■ **Aim**
Nothing in the records may be left out or altered; reproduce them all exactly.

■ **Given entries**
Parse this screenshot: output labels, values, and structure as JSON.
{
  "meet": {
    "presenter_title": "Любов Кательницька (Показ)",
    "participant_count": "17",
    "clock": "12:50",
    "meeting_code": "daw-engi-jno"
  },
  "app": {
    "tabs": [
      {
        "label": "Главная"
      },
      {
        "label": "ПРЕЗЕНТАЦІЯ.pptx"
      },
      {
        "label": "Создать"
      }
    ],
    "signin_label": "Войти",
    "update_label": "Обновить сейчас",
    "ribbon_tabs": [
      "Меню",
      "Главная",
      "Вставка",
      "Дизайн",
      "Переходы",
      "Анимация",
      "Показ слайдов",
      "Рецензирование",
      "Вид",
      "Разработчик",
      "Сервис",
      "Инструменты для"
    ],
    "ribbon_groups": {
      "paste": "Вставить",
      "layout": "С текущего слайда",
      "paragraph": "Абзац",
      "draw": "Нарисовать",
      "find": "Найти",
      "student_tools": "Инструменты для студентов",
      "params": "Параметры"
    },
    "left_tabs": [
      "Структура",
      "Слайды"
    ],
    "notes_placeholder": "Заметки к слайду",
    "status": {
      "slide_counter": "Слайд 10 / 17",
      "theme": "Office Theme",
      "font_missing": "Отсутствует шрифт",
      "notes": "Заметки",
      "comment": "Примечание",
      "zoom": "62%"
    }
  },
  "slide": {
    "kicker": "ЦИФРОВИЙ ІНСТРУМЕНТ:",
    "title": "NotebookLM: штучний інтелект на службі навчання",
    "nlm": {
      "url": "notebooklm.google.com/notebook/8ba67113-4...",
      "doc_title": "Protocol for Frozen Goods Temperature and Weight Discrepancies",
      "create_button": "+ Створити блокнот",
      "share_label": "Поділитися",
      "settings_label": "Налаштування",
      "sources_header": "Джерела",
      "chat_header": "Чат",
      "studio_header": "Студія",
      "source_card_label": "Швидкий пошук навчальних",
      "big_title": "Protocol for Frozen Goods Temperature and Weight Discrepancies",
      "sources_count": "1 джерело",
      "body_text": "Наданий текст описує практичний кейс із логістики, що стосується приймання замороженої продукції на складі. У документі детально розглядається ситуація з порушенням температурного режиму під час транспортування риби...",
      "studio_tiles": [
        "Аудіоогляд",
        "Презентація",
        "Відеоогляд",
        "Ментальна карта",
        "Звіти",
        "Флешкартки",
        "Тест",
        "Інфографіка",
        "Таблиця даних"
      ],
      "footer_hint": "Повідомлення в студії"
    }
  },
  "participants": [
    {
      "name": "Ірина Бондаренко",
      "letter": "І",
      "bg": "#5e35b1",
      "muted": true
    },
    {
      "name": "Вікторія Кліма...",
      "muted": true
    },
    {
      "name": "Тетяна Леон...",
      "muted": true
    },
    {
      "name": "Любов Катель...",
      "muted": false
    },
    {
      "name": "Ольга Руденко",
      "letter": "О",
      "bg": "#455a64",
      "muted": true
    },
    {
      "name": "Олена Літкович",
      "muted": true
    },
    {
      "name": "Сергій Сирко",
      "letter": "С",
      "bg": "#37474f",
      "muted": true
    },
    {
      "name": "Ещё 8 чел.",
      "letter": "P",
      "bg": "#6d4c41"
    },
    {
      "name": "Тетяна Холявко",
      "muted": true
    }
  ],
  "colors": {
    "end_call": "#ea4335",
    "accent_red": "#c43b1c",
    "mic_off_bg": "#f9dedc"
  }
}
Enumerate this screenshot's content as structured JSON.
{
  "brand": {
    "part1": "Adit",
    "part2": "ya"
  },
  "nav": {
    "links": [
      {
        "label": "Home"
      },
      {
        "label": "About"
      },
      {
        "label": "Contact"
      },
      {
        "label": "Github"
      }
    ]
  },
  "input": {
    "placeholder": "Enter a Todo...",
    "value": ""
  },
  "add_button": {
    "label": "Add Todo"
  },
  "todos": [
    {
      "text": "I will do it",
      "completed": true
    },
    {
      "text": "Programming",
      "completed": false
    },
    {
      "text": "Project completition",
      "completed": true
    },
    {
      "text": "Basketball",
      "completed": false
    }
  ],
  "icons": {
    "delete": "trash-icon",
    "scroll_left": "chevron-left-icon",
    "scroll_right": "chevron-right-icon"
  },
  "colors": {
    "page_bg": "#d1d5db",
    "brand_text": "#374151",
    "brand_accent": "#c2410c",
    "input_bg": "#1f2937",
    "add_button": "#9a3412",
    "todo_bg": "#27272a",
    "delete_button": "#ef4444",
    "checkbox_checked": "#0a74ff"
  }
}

■ **Exercise output**
Parse this screenshot: output labels, values, and structure as JSON.
{
  "meet": {
    "presenter_title": "Любов Кательницька (Показ)",
    "participant_count": "17",
    "clock": "12:50",
    "meeting_code": "daw-engi-jno"
  },
  "app": {
    "tabs": [
      {
        "label": "Главная"
      },
      {
        "label": "ПРЕЗЕНТАЦІЯ.pptx"
      },
      {
        "label": "Создать"
      }
    ],
    "signin_label": "Войти",
    "update_label": "Обновить сейчас",
    "ribbon_tabs": [
      "Меню",
      "Главная",
      "Вставка",
      "Дизайн",
      "Переходы",
      "Анимация",
      "Показ слайдов",
      "Рецензирование",
      "Вид",
      "Разработчик",
      "Сервис",
      "Инструменты для"
    ],
    "ribbon_groups": {
      "paste": "Вставить",
      "layout": "С текущего слайда",
      "paragraph": "Абзац",
      "draw": "Нарисовать",
      "find": "Найти",
      "student_tools": "Инструменты для студентов",
      "params": "Параметры"
    },
    "left_tabs": [
      "Структура",
      "Слайды"
    ],
    "notes_placeholder": "Заметки к слайду",
    "status": {
      "slide_counter": "Слайд 10 / 17",
      "theme": "Office Theme",
      "font_missing": "Отсутствует шрифт",
      "notes": "Заметки",
      "comment": "Примечание",
      "zoom": "62%"
    }
  },
  "slide": {
    "kicker": "ЦИФРОВИЙ ІНСТРУМЕНТ:",
    "title": "NotebookLM: штучний інтелект на службі навчання",
    "nlm": {
      "url": "notebooklm.google.com/notebook/8ba67113-4...",
      "doc_title": "Protocol for Frozen Goods Temperature and Weight Discrepancies",
      "create_button": "+ Створити блокнот",
      "share_label": "Поділитися",
      "settings_label": "Налаштування",
      "sources_header": "Джерела",
      "chat_header": "Чат",
      "studio_header": "Студія",
      "source_card_label": "Швидкий пошук навчальних",
      "big_title": "Protocol for Frozen Goods Temperature and Weight Discrepancies",
      "sources_count": "1 джерело",
      "body_text": "Наданий текст описує практичний кейс із логістики, що стосується приймання замороженої продукції на складі. У документі детально розглядається ситуація з порушенням температурного режиму під час транспортування риби...",
      "studio_tiles": [
        "Аудіоогляд",
        "Презентація",
        "Відеоогляд",
        "Ментальна карта",
        "Звіти",
        "Флешкартки",
        "Тест",
        "Інфографіка",
        "Таблиця даних"
      ],
      "footer_hint": "Повідомлення в студії"
    }
  },
  "participants": [
    {
      "name": "Ірина Бондаренко",
      "letter": "І",
      "bg": "#5e35b1",
      "muted": true
    },
    {
      "name": "Вікторія Кліма...",
      "muted": true
    },
    {
      "name": "Тетяна Леон...",
      "muted": true
    },
    {
      "name": "Любов Катель...",
      "muted": false
    },
    {
      "name": "Ольга Руденко",
      "letter": "О",
      "bg": "#455a64",
      "muted": true
    },
    {
      "name": "Олена Літкович",
      "muted": true
    },
    {
      "name": "Сергій Сирко",
      "letter": "С",
      "bg": "#37474f",
      "muted": true
    },
    {
      "name": "Ещё 8 чел.",
      "letter": "P",
      "bg": "#6d4c41"
    },
    {
      "name": "Тетяна Холявко",
      "muted": true
    }
  ],
  "colors": {
    "end_call": "#ea4335",
    "accent_red": "#c43b1c",
    "mic_off_bg": "#f9dedc"
  }
}
Enumerate this screenshot's content as structured JSON.
{
  "brand": {
    "part1": "Adit",
    "part2": "ya"
  },
  "nav": {
    "links": [
      {
        "label": "Home"
      },
      {
        "label": "About"
      },
      {
        "label": "Contact"
      },
      {
        "label": "Github"
      }
    ]
  },
  "input": {
    "placeholder": "Enter a Todo...",
    "value": ""
  },
  "add_button": {
    "label": "Add Todo"
  },
  "todos": [
    {
      "text": "I will do it",
      "completed": true
    },
    {
      "text": "Programming",
      "completed": false
    },
    {
      "text": "Project completition",
      "completed": true
    },
    {
      "text": "Basketball",
      "completed": false
    }
  ],
  "icons": {
    "delete": "trash-icon",
    "scroll_left": "chevron-left-icon",
    "scroll_right": "chevron-right-icon"
  },
  "colors": {
    "page_bg": "#d1d5db",
    "brand_text": "#374151",
    "brand_accent": "#c2410c",
    "input_bg": "#1f2937",
    "add_button": "#9a3412",
    "todo_bg": "#27272a",
    "delete_button": "#ef4444",
    "checkbox_checked": "#0a74ff"
  }
}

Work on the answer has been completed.